WORK TO DO: Repeat exactly, and only, the lines from the one containing "Convert this screenshot" through the end of the records.

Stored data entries
☆ ☆ ☆
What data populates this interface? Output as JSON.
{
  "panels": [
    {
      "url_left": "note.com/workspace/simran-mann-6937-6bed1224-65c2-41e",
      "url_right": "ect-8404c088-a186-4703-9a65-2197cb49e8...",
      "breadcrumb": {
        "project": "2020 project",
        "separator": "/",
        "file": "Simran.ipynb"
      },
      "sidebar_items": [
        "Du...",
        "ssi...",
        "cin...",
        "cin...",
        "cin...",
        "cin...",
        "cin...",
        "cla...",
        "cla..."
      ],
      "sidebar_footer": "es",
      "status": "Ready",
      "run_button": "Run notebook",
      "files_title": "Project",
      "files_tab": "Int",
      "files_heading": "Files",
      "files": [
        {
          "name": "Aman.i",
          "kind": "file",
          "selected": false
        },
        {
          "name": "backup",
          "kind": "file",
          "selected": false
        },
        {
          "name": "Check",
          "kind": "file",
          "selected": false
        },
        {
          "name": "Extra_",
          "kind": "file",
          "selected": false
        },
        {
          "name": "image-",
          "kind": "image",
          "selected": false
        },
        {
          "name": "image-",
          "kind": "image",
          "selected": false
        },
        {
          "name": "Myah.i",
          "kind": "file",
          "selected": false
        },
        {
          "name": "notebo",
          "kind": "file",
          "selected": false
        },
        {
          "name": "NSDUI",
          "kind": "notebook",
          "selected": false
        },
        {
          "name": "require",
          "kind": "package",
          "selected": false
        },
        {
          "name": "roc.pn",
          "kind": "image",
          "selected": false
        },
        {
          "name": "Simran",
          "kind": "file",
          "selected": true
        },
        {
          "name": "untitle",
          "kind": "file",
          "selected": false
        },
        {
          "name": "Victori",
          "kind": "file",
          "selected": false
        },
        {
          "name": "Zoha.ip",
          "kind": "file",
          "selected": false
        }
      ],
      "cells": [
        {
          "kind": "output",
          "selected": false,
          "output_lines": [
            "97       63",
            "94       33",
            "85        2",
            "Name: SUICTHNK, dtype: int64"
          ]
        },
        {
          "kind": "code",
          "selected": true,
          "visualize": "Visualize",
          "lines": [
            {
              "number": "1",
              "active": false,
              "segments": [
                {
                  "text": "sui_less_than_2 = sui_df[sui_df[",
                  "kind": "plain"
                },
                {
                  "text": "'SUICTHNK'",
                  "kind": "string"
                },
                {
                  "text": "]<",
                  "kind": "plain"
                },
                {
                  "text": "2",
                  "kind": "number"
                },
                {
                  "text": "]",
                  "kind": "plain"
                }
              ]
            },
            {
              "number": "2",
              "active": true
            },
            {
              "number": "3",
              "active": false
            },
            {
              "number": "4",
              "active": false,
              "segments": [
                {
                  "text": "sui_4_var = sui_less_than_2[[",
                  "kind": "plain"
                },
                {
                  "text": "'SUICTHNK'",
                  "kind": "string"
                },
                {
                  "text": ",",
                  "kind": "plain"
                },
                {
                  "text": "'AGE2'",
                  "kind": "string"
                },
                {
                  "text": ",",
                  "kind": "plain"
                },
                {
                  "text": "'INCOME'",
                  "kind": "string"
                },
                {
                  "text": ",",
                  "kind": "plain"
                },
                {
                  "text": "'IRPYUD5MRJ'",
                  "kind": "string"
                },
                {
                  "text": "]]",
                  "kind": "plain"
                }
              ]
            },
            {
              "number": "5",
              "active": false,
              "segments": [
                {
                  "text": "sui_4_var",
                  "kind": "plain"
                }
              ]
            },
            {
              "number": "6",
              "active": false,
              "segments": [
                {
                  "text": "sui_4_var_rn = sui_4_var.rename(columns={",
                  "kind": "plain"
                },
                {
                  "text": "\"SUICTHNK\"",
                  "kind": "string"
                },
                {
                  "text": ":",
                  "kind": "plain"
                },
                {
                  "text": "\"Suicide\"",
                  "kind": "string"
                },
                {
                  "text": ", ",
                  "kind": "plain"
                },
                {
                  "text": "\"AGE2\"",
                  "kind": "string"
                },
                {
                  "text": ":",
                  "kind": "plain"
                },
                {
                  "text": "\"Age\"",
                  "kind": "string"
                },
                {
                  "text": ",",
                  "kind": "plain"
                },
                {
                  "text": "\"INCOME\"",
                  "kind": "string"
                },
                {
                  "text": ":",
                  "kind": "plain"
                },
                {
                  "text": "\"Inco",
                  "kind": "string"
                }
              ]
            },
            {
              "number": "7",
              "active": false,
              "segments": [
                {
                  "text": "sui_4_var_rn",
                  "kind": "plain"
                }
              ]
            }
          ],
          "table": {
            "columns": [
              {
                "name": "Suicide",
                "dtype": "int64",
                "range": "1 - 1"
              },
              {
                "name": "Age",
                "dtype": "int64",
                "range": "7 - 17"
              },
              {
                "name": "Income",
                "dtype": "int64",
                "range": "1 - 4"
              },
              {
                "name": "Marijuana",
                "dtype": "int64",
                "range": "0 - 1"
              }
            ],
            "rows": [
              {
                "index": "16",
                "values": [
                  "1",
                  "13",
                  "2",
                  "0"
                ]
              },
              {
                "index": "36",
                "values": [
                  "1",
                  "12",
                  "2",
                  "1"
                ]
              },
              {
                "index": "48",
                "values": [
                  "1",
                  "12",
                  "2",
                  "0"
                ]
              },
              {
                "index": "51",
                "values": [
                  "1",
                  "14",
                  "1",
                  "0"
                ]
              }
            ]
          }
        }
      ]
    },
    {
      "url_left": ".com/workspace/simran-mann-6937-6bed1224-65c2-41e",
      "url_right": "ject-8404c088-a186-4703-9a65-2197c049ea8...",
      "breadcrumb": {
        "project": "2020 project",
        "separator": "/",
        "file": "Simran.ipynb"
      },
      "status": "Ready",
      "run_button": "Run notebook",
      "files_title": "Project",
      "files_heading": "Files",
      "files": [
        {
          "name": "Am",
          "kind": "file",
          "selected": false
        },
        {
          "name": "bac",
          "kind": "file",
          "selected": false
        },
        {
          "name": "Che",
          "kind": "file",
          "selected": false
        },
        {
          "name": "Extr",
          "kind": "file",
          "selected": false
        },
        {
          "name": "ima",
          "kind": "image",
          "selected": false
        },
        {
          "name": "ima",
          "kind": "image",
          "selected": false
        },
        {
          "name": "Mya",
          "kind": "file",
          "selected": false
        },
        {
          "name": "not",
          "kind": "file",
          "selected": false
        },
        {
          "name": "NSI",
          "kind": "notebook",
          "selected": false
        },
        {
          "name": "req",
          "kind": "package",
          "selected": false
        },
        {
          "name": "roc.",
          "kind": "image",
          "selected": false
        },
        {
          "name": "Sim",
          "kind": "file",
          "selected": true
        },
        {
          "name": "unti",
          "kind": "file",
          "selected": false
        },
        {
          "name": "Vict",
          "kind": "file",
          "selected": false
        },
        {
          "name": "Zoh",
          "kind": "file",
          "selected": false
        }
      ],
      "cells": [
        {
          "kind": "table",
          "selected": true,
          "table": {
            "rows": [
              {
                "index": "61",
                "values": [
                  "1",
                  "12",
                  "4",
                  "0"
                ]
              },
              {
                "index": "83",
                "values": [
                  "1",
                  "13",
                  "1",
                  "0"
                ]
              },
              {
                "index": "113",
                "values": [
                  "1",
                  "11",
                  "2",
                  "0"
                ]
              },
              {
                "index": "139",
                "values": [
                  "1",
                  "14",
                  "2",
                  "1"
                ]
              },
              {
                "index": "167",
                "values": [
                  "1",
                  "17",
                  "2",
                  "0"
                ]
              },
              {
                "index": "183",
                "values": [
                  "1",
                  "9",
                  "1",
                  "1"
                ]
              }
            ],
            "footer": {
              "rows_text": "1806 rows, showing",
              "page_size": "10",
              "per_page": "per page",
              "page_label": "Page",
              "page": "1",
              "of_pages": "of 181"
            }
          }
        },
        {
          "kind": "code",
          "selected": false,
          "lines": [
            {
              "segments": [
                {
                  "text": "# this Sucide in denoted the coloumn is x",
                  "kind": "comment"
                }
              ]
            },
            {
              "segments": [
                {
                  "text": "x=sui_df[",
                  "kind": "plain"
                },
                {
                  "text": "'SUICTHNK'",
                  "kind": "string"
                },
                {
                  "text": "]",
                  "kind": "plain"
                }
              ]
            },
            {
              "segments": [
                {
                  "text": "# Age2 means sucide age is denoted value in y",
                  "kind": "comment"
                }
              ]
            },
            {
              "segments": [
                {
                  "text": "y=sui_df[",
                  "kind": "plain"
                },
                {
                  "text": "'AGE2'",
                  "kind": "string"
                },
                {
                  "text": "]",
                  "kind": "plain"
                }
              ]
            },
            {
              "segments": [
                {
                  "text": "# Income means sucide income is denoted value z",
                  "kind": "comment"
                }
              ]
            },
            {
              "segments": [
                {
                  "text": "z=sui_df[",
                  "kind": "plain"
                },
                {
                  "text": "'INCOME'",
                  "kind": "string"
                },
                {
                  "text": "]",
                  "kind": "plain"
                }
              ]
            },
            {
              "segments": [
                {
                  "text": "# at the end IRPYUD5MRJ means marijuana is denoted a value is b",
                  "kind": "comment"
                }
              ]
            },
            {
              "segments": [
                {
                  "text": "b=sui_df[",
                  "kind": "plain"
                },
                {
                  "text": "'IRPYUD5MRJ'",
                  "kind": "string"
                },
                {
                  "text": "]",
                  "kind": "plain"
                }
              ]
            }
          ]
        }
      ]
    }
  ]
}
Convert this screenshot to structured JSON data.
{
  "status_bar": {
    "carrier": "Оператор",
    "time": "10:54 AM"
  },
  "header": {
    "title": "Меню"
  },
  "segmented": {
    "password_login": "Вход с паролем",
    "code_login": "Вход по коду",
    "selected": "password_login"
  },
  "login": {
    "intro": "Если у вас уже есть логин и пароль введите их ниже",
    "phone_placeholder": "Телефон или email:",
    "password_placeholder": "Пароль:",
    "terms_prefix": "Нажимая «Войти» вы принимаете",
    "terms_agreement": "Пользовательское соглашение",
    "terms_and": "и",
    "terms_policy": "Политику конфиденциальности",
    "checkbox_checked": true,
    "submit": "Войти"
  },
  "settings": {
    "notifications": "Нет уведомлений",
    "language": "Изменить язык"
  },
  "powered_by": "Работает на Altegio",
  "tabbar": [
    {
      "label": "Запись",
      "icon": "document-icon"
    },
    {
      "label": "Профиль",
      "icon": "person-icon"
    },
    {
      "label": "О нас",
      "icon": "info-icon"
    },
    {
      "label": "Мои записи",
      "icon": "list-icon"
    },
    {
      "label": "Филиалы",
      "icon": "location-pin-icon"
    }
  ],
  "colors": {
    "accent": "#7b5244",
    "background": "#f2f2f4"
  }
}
☆ ☆ ☆
SOLUTION FOR THIS TASK:
Convert this screenshot to structured JSON data.
{
  "status_bar": {
    "carrier": "Оператор",
    "time": "10:54 AM"
  },
  "header": {
    "title": "Меню"
  },
  "segmented": {
    "password_login": "Вход с паролем",
    "code_login": "Вход по коду",
    "selected": "password_login"
  },
  "login": {
    "intro": "Если у вас уже есть логин и пароль введите их ниже",
    "phone_placeholder": "Телефон или email:",
    "password_placeholder": "Пароль:",
    "terms_prefix": "Нажимая «Войти» вы принимаете",
    "terms_agreement": "Пользовательское соглашение",
    "terms_and": "и",
    "terms_policy": "Политику конфиденциальности",
    "checkbox_checked": true,
    "submit": "Войти"
  },
  "settings": {
    "notifications": "Нет уведомлений",
    "language": "Изменить язык"
  },
  "powered_by": "Работает на Altegio",
  "tabbar": [
    {
      "label": "Запись",
      "icon": "document-icon"
    },
    {
      "label": "Профиль",
      "icon": "person-icon"
    },
    {
      "label": "О нас",
      "icon": "info-icon"
    },
    {
      "label": "Мои записи",
      "icon": "list-icon"
    },
    {
      "label": "Филиалы",
      "icon": "location-pin-icon"
    }
  ],
  "colors": {
    "accent": "#7b5244",
    "background": "#f2f2f4"
  }
}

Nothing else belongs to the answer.